*** Given records

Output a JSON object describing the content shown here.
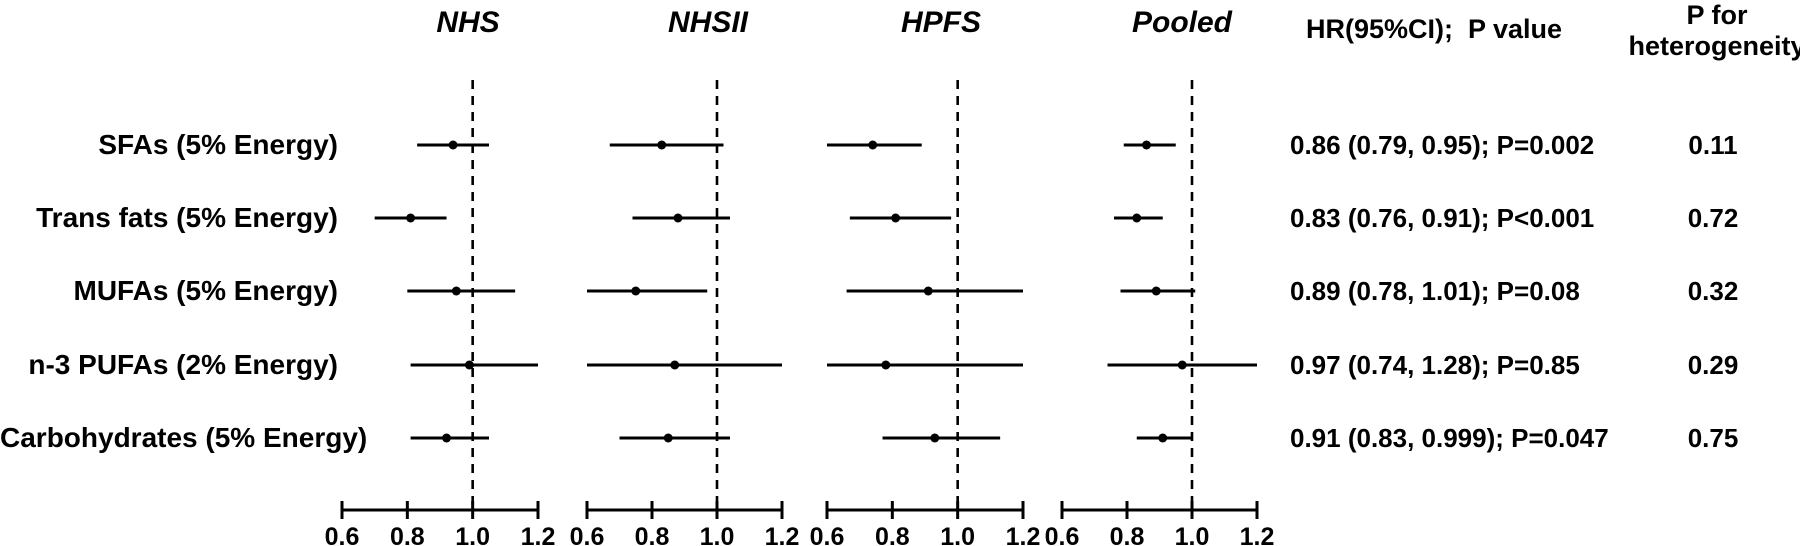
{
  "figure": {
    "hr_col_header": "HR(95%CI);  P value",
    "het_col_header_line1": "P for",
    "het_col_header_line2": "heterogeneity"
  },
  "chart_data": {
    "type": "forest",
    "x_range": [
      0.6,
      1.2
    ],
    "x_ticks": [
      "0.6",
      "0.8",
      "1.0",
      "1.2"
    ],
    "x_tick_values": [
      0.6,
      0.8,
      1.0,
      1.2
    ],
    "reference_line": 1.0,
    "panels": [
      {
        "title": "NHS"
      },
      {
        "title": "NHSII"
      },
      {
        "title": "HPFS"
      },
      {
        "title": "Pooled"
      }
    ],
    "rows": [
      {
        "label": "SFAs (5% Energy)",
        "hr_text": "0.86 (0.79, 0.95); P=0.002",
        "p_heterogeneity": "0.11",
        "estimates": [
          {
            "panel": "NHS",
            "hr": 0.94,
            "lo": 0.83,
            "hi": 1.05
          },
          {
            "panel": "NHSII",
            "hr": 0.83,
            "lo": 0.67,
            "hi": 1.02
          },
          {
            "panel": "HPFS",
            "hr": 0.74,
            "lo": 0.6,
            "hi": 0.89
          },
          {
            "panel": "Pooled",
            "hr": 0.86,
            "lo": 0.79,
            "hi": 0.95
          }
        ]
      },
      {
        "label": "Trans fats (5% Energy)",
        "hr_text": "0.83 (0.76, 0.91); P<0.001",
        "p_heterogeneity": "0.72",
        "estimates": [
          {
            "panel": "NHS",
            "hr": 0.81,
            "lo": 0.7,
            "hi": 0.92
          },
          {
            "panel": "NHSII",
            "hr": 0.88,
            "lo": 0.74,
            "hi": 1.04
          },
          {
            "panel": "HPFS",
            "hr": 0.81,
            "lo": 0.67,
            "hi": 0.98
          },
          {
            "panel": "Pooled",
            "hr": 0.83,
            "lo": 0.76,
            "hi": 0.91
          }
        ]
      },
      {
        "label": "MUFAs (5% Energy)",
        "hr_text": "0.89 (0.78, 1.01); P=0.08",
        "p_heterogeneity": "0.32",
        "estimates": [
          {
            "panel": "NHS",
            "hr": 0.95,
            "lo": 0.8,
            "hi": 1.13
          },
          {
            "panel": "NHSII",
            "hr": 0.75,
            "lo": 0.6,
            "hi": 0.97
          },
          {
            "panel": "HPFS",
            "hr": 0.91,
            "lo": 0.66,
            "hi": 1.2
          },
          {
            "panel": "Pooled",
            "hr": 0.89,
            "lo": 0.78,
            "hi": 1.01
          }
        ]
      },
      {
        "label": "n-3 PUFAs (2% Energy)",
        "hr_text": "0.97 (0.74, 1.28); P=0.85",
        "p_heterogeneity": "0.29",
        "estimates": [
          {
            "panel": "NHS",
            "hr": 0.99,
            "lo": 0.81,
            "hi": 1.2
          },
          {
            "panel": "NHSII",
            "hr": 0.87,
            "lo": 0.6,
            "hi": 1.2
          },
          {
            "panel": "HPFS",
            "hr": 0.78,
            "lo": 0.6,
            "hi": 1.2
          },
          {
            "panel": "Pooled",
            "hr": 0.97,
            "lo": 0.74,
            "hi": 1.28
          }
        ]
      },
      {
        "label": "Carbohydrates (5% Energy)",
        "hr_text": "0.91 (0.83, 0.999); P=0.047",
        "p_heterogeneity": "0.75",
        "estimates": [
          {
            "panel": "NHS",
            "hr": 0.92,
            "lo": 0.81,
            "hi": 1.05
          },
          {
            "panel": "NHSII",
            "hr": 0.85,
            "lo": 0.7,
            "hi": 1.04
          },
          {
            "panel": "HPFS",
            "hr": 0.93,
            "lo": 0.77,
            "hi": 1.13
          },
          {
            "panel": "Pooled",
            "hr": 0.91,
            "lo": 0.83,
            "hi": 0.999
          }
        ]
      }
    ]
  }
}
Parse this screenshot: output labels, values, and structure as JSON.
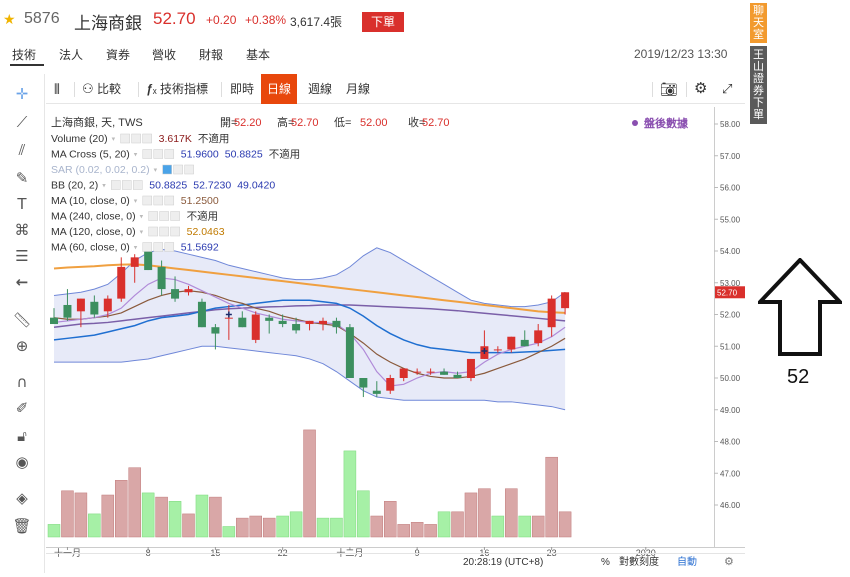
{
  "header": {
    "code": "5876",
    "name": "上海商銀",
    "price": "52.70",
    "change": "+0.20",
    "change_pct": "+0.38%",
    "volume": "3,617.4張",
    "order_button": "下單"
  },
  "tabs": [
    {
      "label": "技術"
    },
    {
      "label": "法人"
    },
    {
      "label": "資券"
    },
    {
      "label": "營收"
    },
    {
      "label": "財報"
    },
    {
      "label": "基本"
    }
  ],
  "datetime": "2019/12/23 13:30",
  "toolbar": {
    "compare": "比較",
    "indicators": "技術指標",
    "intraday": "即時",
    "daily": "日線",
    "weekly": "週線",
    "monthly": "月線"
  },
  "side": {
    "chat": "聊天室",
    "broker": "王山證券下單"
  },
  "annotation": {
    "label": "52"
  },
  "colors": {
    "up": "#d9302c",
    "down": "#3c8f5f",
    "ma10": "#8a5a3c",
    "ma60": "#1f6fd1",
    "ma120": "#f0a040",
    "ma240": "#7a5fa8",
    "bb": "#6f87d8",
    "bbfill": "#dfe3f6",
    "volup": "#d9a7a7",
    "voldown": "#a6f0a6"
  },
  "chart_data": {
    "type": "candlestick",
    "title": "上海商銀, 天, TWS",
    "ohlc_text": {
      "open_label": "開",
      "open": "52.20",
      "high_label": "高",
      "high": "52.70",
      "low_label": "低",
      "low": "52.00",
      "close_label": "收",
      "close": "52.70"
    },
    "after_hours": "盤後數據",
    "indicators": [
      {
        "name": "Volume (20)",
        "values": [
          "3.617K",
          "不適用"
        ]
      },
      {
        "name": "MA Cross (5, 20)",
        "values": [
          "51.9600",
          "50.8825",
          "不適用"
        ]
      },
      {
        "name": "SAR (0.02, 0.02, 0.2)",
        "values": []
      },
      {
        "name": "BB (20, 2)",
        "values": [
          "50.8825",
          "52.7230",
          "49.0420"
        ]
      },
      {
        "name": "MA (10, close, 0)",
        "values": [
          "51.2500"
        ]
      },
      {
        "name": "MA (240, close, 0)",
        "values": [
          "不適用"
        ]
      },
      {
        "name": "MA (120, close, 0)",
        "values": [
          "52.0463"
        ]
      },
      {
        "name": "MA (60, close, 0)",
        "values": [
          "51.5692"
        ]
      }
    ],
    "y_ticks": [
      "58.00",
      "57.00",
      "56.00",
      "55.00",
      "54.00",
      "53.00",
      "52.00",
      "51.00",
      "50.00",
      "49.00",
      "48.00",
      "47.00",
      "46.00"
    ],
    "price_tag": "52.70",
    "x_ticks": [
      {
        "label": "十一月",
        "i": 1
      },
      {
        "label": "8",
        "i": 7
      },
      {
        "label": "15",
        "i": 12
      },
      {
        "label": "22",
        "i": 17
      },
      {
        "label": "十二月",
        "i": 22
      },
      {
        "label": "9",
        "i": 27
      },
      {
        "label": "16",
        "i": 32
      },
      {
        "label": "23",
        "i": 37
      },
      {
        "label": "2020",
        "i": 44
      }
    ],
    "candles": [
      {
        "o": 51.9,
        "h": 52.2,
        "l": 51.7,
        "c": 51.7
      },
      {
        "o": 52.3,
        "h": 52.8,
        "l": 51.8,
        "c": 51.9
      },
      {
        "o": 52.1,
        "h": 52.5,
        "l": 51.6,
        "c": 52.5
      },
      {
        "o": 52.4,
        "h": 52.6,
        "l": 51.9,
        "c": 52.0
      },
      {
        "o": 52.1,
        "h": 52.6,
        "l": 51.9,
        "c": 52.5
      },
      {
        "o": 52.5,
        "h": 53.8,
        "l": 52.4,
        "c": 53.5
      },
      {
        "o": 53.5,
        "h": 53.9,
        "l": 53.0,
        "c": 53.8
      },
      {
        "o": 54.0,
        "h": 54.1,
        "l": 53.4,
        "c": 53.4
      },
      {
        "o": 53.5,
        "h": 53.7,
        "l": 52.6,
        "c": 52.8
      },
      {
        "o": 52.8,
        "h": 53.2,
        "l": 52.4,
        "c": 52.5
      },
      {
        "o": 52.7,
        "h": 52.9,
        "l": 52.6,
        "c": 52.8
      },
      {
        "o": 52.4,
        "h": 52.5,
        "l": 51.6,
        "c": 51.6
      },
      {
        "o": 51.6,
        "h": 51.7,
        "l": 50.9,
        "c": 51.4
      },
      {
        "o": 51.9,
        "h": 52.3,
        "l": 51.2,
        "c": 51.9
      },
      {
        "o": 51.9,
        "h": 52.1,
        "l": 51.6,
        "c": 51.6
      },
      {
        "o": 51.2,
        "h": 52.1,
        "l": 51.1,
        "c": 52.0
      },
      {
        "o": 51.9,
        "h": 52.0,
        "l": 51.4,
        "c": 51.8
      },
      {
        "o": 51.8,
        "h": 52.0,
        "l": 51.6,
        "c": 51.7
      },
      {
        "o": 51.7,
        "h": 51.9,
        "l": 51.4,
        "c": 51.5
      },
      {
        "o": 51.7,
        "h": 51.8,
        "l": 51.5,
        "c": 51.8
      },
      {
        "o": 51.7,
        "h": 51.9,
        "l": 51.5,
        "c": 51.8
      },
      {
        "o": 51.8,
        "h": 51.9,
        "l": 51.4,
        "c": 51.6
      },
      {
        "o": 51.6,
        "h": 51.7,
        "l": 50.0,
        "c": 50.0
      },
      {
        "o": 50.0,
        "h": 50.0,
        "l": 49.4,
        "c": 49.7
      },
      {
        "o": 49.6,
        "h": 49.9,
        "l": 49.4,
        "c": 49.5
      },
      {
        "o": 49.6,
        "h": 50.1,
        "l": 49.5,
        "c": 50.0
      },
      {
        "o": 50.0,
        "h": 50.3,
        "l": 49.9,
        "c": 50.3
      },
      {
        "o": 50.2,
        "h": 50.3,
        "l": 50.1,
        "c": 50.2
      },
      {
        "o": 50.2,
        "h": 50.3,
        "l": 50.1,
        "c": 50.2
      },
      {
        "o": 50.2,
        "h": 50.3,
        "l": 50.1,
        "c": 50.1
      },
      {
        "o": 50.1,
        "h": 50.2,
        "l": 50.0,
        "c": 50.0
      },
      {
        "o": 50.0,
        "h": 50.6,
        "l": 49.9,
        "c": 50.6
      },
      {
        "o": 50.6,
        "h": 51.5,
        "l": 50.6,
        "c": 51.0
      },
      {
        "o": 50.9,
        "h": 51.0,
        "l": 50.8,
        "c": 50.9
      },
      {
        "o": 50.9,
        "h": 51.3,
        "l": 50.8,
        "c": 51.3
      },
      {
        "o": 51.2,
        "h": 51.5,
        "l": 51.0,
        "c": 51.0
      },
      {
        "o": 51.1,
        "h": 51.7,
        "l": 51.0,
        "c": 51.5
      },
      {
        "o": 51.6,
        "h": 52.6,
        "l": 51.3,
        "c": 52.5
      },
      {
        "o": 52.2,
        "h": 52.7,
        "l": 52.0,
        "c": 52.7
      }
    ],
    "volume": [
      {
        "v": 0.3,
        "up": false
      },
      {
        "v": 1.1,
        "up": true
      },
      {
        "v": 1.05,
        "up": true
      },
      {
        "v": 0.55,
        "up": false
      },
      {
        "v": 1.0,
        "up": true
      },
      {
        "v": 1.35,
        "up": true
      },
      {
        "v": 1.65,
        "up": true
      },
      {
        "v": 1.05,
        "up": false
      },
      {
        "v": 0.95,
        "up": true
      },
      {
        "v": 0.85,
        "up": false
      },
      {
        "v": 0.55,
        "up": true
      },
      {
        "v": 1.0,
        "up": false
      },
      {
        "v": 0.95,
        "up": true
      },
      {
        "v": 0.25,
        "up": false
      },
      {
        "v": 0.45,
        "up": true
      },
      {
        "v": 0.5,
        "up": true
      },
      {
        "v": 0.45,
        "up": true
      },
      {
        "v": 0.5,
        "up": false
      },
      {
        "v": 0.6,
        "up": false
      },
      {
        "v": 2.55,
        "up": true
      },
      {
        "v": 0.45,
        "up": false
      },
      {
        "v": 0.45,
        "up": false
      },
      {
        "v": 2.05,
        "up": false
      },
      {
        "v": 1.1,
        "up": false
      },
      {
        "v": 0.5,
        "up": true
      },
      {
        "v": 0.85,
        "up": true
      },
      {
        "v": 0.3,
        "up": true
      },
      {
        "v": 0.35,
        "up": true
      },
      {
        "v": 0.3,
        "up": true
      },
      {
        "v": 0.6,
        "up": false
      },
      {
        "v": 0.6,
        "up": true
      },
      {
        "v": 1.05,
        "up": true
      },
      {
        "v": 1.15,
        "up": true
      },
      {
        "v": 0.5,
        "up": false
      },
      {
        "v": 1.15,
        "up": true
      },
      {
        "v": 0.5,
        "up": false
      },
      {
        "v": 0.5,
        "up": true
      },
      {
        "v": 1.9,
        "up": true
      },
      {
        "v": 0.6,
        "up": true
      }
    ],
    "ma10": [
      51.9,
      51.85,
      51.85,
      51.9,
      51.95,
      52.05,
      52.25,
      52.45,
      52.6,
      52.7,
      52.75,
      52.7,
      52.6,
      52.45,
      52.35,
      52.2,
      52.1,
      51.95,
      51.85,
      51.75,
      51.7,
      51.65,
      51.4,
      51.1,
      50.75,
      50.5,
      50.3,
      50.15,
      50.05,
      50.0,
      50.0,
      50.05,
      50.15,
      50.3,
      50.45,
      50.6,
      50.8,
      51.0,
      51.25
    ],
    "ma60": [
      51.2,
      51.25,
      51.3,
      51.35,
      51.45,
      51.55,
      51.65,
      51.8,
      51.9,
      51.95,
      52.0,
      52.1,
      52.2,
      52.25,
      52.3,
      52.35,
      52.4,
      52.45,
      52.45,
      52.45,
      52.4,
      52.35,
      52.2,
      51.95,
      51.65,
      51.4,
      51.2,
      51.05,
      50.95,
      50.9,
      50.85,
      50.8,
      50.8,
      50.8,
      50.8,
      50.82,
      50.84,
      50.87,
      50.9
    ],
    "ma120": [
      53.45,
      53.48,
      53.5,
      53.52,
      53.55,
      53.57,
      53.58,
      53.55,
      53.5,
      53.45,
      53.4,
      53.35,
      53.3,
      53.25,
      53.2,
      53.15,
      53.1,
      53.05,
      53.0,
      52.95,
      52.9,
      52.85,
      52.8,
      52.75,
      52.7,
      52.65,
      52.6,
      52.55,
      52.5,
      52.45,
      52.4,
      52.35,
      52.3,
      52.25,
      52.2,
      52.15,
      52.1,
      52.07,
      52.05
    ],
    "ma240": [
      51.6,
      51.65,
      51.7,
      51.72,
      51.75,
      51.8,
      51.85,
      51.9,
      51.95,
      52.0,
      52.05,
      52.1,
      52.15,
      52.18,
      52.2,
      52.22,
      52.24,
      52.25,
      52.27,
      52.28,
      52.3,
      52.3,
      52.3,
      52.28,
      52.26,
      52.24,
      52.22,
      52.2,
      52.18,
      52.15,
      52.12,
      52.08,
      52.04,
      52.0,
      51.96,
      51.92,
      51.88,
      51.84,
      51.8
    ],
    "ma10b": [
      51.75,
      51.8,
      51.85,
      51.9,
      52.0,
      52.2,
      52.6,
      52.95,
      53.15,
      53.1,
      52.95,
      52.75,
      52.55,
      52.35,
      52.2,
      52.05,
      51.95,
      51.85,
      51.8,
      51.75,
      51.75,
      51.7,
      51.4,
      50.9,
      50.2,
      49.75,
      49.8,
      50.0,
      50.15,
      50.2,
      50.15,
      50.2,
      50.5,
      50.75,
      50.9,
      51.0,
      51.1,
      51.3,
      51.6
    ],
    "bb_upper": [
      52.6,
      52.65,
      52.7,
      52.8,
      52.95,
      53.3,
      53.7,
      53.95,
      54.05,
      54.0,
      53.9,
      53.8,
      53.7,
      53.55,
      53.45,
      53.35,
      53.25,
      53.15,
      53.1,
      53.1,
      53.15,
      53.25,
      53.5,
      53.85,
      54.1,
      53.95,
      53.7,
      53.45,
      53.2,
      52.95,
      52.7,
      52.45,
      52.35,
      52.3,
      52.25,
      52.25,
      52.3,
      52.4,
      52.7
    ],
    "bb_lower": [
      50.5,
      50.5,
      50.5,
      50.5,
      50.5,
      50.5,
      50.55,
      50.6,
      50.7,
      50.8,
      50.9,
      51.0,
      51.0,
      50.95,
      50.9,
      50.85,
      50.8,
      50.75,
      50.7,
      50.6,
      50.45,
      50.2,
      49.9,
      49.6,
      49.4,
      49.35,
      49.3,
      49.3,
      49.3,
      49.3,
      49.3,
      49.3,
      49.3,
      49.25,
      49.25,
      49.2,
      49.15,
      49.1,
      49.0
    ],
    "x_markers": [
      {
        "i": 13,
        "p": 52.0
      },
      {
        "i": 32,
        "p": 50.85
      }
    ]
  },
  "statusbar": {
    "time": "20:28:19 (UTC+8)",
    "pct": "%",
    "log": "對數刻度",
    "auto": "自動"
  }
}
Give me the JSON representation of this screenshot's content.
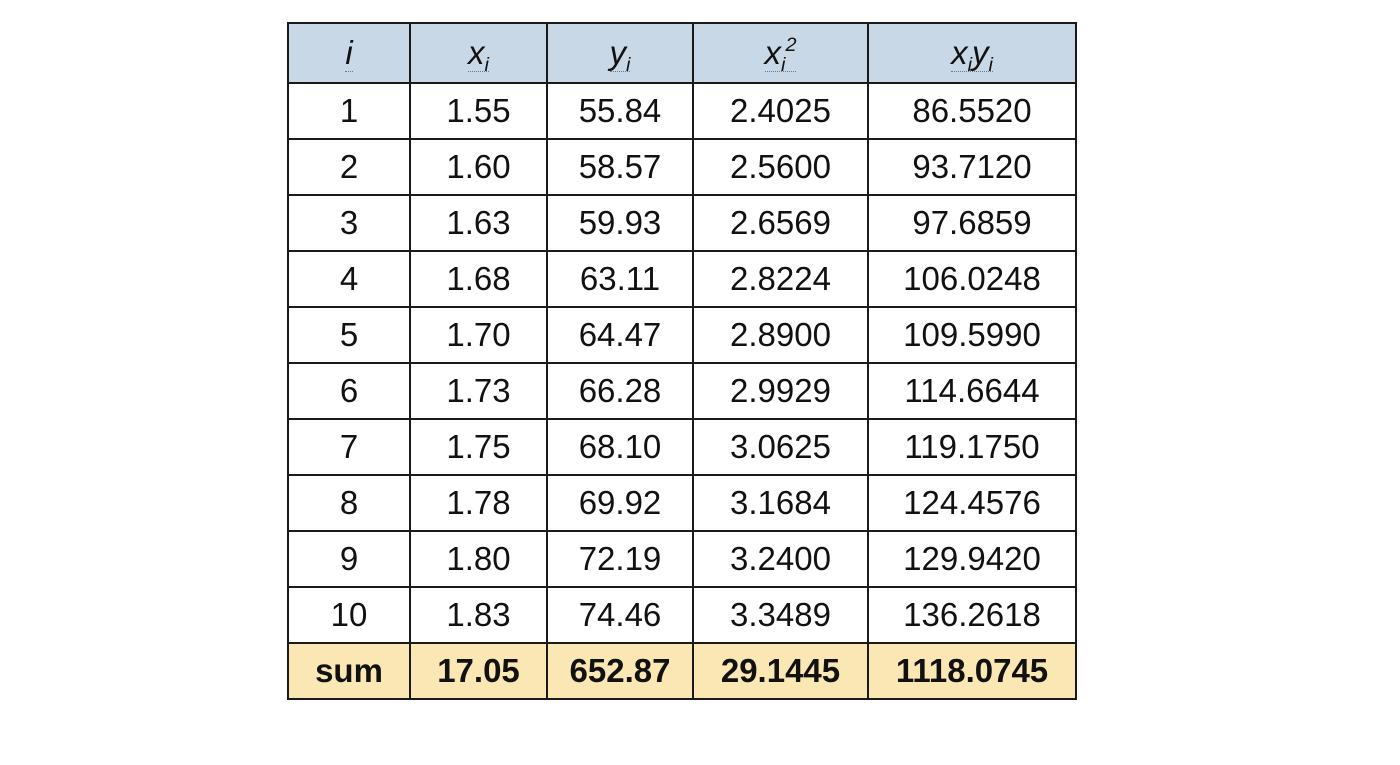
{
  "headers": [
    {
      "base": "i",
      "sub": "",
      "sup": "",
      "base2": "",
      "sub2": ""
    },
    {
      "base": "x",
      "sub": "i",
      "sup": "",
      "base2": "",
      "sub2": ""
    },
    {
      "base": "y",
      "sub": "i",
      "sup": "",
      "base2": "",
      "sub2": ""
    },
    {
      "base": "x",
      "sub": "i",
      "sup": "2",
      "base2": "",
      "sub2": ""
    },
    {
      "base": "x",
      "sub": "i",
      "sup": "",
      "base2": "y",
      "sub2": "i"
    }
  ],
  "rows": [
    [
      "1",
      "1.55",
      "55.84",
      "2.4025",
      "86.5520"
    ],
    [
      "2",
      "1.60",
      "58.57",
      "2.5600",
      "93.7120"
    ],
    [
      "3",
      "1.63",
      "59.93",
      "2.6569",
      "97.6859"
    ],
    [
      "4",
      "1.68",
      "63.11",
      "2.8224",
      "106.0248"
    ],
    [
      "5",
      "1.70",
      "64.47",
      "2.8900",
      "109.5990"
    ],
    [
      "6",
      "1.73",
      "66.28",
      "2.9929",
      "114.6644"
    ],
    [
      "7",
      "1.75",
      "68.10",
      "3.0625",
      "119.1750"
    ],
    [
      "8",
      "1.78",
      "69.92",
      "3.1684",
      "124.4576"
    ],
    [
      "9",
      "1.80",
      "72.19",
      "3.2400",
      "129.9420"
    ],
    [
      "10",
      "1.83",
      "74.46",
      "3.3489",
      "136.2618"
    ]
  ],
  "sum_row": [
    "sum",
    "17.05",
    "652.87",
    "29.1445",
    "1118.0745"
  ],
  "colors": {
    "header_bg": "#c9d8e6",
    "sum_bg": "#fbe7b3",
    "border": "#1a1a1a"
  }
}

******

### Requirement
Return verbatim every line from the line containing "Give me the" to the last line of the entries above, inclusive, and leave out the pictures.

### Exercise response
Give me the JSON representation of this screenshot's content.
{
  "headers": [
    {
      "base": "i",
      "sub": "",
      "sup": "",
      "base2": "",
      "sub2": ""
    },
    {
      "base": "x",
      "sub": "i",
      "sup": "",
      "base2": "",
      "sub2": ""
    },
    {
      "base": "y",
      "sub": "i",
      "sup": "",
      "base2": "",
      "sub2": ""
    },
    {
      "base": "x",
      "sub": "i",
      "sup": "2",
      "base2": "",
      "sub2": ""
    },
    {
      "base": "x",
      "sub": "i",
      "sup": "",
      "base2": "y",
      "sub2": "i"
    }
  ],
  "rows": [
    [
      "1",
      "1.55",
      "55.84",
      "2.4025",
      "86.5520"
    ],
    [
      "2",
      "1.60",
      "58.57",
      "2.5600",
      "93.7120"
    ],
    [
      "3",
      "1.63",
      "59.93",
      "2.6569",
      "97.6859"
    ],
    [
      "4",
      "1.68",
      "63.11",
      "2.8224",
      "106.0248"
    ],
    [
      "5",
      "1.70",
      "64.47",
      "2.8900",
      "109.5990"
    ],
    [
      "6",
      "1.73",
      "66.28",
      "2.9929",
      "114.6644"
    ],
    [
      "7",
      "1.75",
      "68.10",
      "3.0625",
      "119.1750"
    ],
    [
      "8",
      "1.78",
      "69.92",
      "3.1684",
      "124.4576"
    ],
    [
      "9",
      "1.80",
      "72.19",
      "3.2400",
      "129.9420"
    ],
    [
      "10",
      "1.83",
      "74.46",
      "3.3489",
      "136.2618"
    ]
  ],
  "sum_row": [
    "sum",
    "17.05",
    "652.87",
    "29.1445",
    "1118.0745"
  ],
  "colors": {
    "header_bg": "#c9d8e6",
    "sum_bg": "#fbe7b3",
    "border": "#1a1a1a"
  }
}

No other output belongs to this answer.